▸ BRIEF
Reproduce the records below exactly, leaving out any pictures.

╭──

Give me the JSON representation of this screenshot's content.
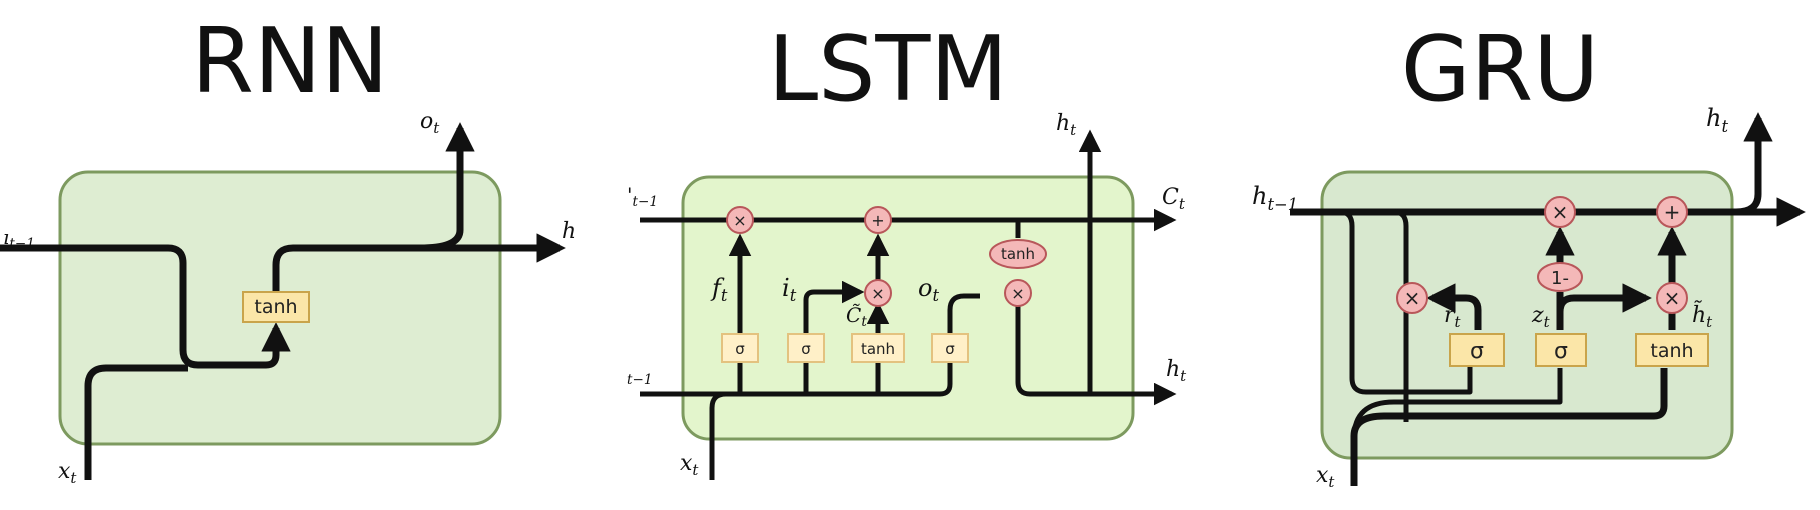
{
  "colors": {
    "panel_fill_rnn": "#deedd2",
    "panel_fill_lstm": "#e3f5cc",
    "panel_fill_gru": "#d8e8cf",
    "panel_stroke": "#7d9a5f",
    "op_fill": "#f4b8b8",
    "gate_fill": "#fbe6a8",
    "line": "#111111"
  },
  "rnn": {
    "title": "RNN",
    "labels": {
      "h_in": "t−1",
      "h_in_partial": "ı",
      "h_out": "h",
      "o": "o",
      "o_sub": "t",
      "x": "x",
      "x_sub": "t"
    },
    "tanh": "tanh"
  },
  "lstm": {
    "title": "LSTM",
    "labels": {
      "c_in": "t−1",
      "c_in_partial": "'",
      "h_in": "t−1",
      "c_out": "C",
      "c_out_sub": "t",
      "h_top": "h",
      "h_top_sub": "t",
      "h_right": "h",
      "h_right_sub": "t",
      "x": "x",
      "x_sub": "t",
      "f": "f",
      "f_sub": "t",
      "i": "i",
      "i_sub": "t",
      "c_tilde": "C̃",
      "c_tilde_sub": "t",
      "o": "o",
      "o_sub": "t"
    },
    "gates": [
      "σ",
      "σ",
      "tanh",
      "σ"
    ],
    "ops": {
      "forget": "×",
      "add": "+",
      "input": "×",
      "output": "×",
      "tanh_op": "tanh"
    }
  },
  "gru": {
    "title": "GRU",
    "labels": {
      "h_in": "h",
      "h_in_sub": "t−1",
      "h_out": "h",
      "h_out_sub": "t",
      "x": "x",
      "x_sub": "t",
      "r": "r",
      "r_sub": "t",
      "z": "z",
      "z_sub": "t",
      "h_tilde": "h̃",
      "h_tilde_sub": "t"
    },
    "gates": [
      "σ",
      "σ",
      "tanh"
    ],
    "ops": {
      "reset": "×",
      "update_mult": "×",
      "add": "+",
      "one_minus": "1-",
      "cand_mult": "×"
    }
  }
}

╰──

▸ WRITTEN REPLY
Give me the JSON representation of this screenshot's content.
{
  "colors": {
    "panel_fill_rnn": "#deedd2",
    "panel_fill_lstm": "#e3f5cc",
    "panel_fill_gru": "#d8e8cf",
    "panel_stroke": "#7d9a5f",
    "op_fill": "#f4b8b8",
    "gate_fill": "#fbe6a8",
    "line": "#111111"
  },
  "rnn": {
    "title": "RNN",
    "labels": {
      "h_in": "t−1",
      "h_in_partial": "ı",
      "h_out": "h",
      "o": "o",
      "o_sub": "t",
      "x": "x",
      "x_sub": "t"
    },
    "tanh": "tanh"
  },
  "lstm": {
    "title": "LSTM",
    "labels": {
      "c_in": "t−1",
      "c_in_partial": "'",
      "h_in": "t−1",
      "c_out": "C",
      "c_out_sub": "t",
      "h_top": "h",
      "h_top_sub": "t",
      "h_right": "h",
      "h_right_sub": "t",
      "x": "x",
      "x_sub": "t",
      "f": "f",
      "f_sub": "t",
      "i": "i",
      "i_sub": "t",
      "c_tilde": "C̃",
      "c_tilde_sub": "t",
      "o": "o",
      "o_sub": "t"
    },
    "gates": [
      "σ",
      "σ",
      "tanh",
      "σ"
    ],
    "ops": {
      "forget": "×",
      "add": "+",
      "input": "×",
      "output": "×",
      "tanh_op": "tanh"
    }
  },
  "gru": {
    "title": "GRU",
    "labels": {
      "h_in": "h",
      "h_in_sub": "t−1",
      "h_out": "h",
      "h_out_sub": "t",
      "x": "x",
      "x_sub": "t",
      "r": "r",
      "r_sub": "t",
      "z": "z",
      "z_sub": "t",
      "h_tilde": "h̃",
      "h_tilde_sub": "t"
    },
    "gates": [
      "σ",
      "σ",
      "tanh"
    ],
    "ops": {
      "reset": "×",
      "update_mult": "×",
      "add": "+",
      "one_minus": "1-",
      "cand_mult": "×"
    }
  }
}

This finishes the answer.